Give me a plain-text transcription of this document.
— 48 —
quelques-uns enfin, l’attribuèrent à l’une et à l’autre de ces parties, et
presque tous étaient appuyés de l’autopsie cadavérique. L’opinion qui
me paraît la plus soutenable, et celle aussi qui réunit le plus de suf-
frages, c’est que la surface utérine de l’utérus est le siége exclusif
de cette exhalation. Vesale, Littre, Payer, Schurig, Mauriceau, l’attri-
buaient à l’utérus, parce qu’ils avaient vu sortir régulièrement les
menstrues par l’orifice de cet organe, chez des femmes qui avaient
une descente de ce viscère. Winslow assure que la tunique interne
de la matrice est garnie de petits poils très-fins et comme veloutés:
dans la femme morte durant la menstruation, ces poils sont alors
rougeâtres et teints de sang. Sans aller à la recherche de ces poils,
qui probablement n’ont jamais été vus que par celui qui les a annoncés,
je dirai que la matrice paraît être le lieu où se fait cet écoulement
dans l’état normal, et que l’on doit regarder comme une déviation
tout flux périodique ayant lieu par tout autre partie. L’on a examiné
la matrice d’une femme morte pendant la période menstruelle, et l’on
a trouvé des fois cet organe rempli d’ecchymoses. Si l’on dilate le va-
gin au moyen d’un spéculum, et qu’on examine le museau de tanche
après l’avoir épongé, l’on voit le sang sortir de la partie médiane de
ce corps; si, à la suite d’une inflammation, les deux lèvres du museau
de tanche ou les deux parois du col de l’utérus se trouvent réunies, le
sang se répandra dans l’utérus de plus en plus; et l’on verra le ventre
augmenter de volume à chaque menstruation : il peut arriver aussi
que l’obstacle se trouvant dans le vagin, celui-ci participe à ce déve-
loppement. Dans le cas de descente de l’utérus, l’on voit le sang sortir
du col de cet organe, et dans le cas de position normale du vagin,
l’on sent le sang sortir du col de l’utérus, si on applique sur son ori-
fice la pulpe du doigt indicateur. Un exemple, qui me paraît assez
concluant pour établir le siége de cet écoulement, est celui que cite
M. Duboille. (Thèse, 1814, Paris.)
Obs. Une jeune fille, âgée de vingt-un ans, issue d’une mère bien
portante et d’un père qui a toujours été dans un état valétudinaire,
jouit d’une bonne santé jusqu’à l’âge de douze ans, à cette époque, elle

What is asked> Some lines of the data may hold the word "utérus". Say how many do, with nothing else.

Task answer> 6